### Set task
Which lines in the records below contain the word "text"? Copy each of them.
[start]
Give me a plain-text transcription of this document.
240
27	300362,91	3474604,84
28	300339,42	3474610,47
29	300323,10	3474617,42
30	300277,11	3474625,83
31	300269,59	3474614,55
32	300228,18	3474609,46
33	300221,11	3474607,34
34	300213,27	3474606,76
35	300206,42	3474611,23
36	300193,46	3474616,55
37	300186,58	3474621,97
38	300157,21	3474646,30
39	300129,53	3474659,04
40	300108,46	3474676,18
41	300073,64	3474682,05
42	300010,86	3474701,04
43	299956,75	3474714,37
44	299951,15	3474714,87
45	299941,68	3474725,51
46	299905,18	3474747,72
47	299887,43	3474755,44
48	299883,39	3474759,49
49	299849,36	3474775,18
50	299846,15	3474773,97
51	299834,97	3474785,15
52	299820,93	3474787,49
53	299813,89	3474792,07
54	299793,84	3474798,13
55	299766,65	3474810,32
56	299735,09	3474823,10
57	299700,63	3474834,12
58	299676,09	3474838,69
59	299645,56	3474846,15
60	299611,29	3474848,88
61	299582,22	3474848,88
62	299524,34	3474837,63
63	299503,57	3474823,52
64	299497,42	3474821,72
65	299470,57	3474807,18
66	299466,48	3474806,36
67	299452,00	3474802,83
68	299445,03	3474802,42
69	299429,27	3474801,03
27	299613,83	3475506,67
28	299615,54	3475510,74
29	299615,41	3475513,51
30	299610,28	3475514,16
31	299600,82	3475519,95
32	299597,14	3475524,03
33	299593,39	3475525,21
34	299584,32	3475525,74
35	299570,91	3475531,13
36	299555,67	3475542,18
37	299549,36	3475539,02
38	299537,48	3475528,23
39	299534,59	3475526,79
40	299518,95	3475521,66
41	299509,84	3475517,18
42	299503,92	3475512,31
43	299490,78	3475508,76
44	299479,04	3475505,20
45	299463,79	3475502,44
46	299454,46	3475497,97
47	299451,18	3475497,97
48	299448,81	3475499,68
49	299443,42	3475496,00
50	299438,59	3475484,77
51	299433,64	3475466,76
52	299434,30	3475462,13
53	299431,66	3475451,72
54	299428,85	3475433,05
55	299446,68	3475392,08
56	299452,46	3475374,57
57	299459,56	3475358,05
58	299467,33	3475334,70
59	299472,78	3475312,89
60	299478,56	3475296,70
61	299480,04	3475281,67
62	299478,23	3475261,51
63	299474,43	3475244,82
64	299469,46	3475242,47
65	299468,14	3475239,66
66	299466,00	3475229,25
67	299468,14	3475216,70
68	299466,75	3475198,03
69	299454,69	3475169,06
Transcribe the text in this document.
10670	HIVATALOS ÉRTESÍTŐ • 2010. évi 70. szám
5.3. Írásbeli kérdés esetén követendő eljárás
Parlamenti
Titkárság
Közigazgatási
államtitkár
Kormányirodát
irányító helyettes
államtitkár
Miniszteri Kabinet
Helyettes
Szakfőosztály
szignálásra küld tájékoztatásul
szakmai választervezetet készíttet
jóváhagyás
[end]
### Solution
Give me a plain-text transcription of this document.
Transcribe the text in this document.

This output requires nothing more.